(Rows from a dataset)
========================
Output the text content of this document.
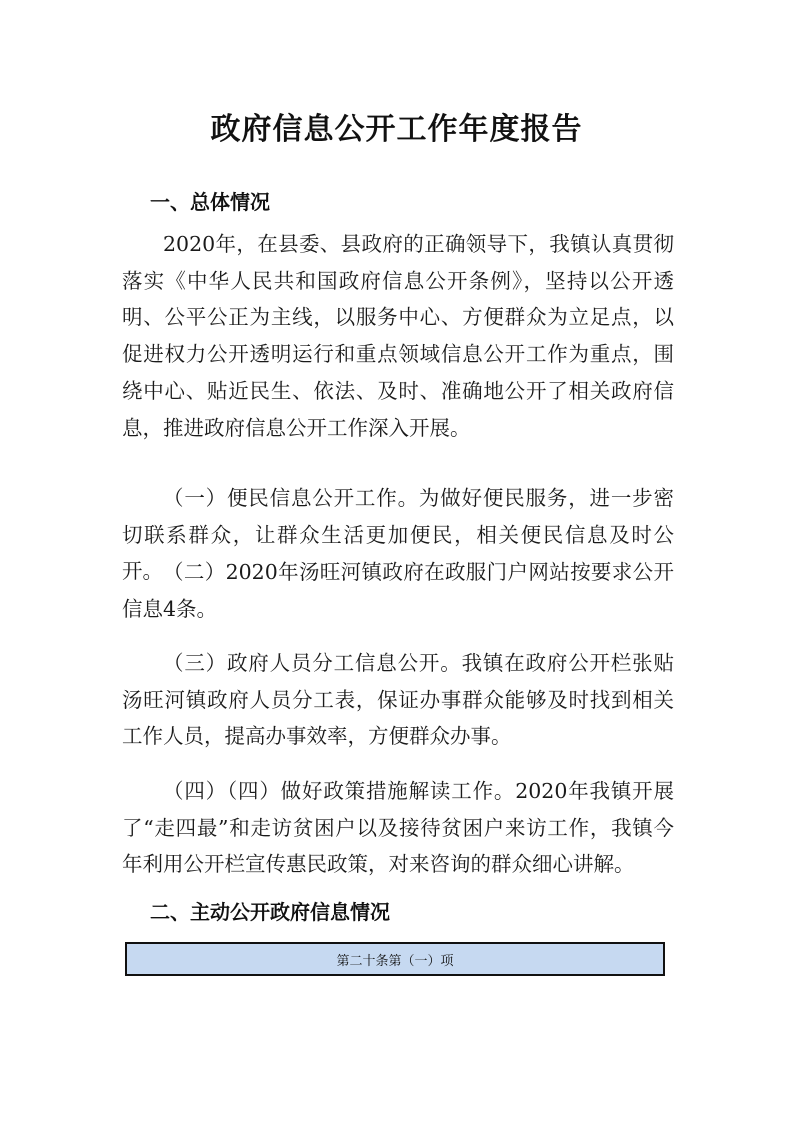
政府信息公开工作年度报告
一、总体情况

2020年，在县委、县政府的正确领导下，我镇认真贯彻落实《中华人民共和国政府信息公开条例》，坚持以公开透明、公平公正为主线，以服务中心、方便群众为立足点，以促进权力公开透明运行和重点领域信息公开工作为重点，围绕中心、贴近民生、依法、及时、准确地公开了相关政府信息，推进政府信息公开工作深入开展。

（一）便民信息公开工作。为做好便民服务，进一步密切联系群众，让群众生活更加便民，相关便民信息及时公开。 （二）2020年汤旺河镇政府在政服门户网站按要求公开信息4条。

（三）政府人员分工信息公开。我镇在政府公开栏张贴汤旺河镇政府人员分工表，保证办事群众能够及时找到相关工作人员，提高办事效率，方便群众办事。

（四）（四）做好政策措施解读工作。2020年我镇开展了“走四最”和走访贫困户以及接待贫困户来访工作，我镇今年利用公开栏宣传惠民政策，对来咨询的群众细心讲解。

二、主动公开政府信息情况
第二十条第（一）项
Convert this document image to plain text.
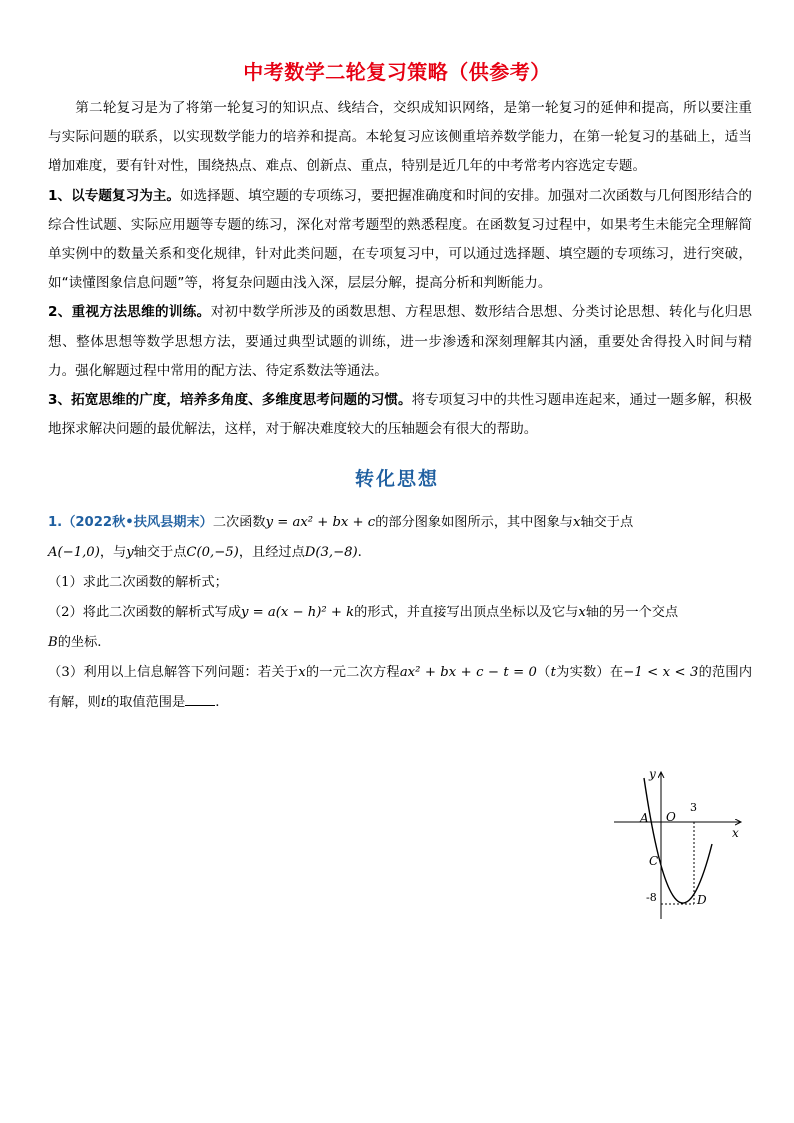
中考数学二轮复习策略（供参考）

第二轮复习是为了将第一轮复习的知识点、线结合，交织成知识网络，是第一轮复习的延伸和提高，所以要注重与实际问题的联系，以实现数学能力的培养和提高。本轮复习应该侧重培养数学能力，在第一轮复习的基础上，适当增加难度，要有针对性，围绕热点、难点、创新点、重点，特别是近几年的中考常考内容选定专题。

1、以专题复习为主。如选择题、填空题的专项练习，要把握准确度和时间的安排。加强对二次函数与几何图形结合的综合性试题、实际应用题等专题的练习，深化对常考题型的熟悉程度。在函数复习过程中，如果考生未能完全理解简单实例中的数量关系和变化规律，针对此类问题，在专项复习中，可以通过选择题、填空题的专项练习，进行突破，如“读懂图象信息问题”等，将复杂问题由浅入深，层层分解，提高分析和判断能力。

2、重视方法思维的训练。对初中数学所涉及的函数思想、方程思想、数形结合思想、分类讨论思想、转化与化归思想、整体思想等数学思想方法，要通过典型试题的训练，进一步渗透和深刻理解其内涵，重要处舍得投入时间与精力。强化解题过程中常用的配方法、待定系数法等通法。

3、拓宽思维的广度，培养多角度、多维度思考问题的习惯。将专项复习中的共性习题串连起来，通过一题多解，积极地探求解决问题的最优解法，这样，对于解决难度较大的压轴题会有很大的帮助。

转化思想

1.（2022秋•扶风县期末）二次函数y = ax² + bx + c的部分图象如图所示，其中图象与x轴交于点
A(−1,0)，与y轴交于点C(0,−5)，且经过点D(3,−8).

（1）求此二次函数的解析式；

（2）将此二次函数的解析式写成y = a(x − h)² + k的形式，并直接写出顶点坐标以及它与x轴的另一个交点
B的坐标.

（3）利用以上信息解答下列问题：若关于x的一元二次方程ax² + bx + c − t = 0（t为实数）在−1 < x < 3的范围内有解，则t的取值范围是 .

y
x
O
A
C
D
3
-8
========================
Given instruction: All lines from the one containing "Convert this document image to plain text." through the end of the entries, both ends included, should be written out exactly, with no pictures.

Correct response:
Convert this document image to plain text.
中考数学二轮复习策略（供参考）

第二轮复习是为了将第一轮复习的知识点、线结合，交织成知识网络，是第一轮复习的延伸和提高，所以要注重与实际问题的联系，以实现数学能力的培养和提高。本轮复习应该侧重培养数学能力，在第一轮复习的基础上，适当增加难度，要有针对性，围绕热点、难点、创新点、重点，特别是近几年的中考常考内容选定专题。

1、以专题复习为主。如选择题、填空题的专项练习，要把握准确度和时间的安排。加强对二次函数与几何图形结合的综合性试题、实际应用题等专题的练习，深化对常考题型的熟悉程度。在函数复习过程中，如果考生未能完全理解简单实例中的数量关系和变化规律，针对此类问题，在专项复习中，可以通过选择题、填空题的专项练习，进行突破，如“读懂图象信息问题”等，将复杂问题由浅入深，层层分解，提高分析和判断能力。

2、重视方法思维的训练。对初中数学所涉及的函数思想、方程思想、数形结合思想、分类讨论思想、转化与化归思想、整体思想等数学思想方法，要通过典型试题的训练，进一步渗透和深刻理解其内涵，重要处舍得投入时间与精力。强化解题过程中常用的配方法、待定系数法等通法。

3、拓宽思维的广度，培养多角度、多维度思考问题的习惯。将专项复习中的共性习题串连起来，通过一题多解，积极地探求解决问题的最优解法，这样，对于解决难度较大的压轴题会有很大的帮助。

转化思想

1.（2022秋•扶风县期末）二次函数y = ax² + bx + c的部分图象如图所示，其中图象与x轴交于点
A(−1,0)，与y轴交于点C(0,−5)，且经过点D(3,−8).

（1）求此二次函数的解析式；

（2）将此二次函数的解析式写成y = a(x − h)² + k的形式，并直接写出顶点坐标以及它与x轴的另一个交点
B的坐标.

（3）利用以上信息解答下列问题：若关于x的一元二次方程ax² + bx + c − t = 0（t为实数）在−1 < x < 3的范围内有解，则t的取值范围是 .

y
x
O
A
C
D
3
-8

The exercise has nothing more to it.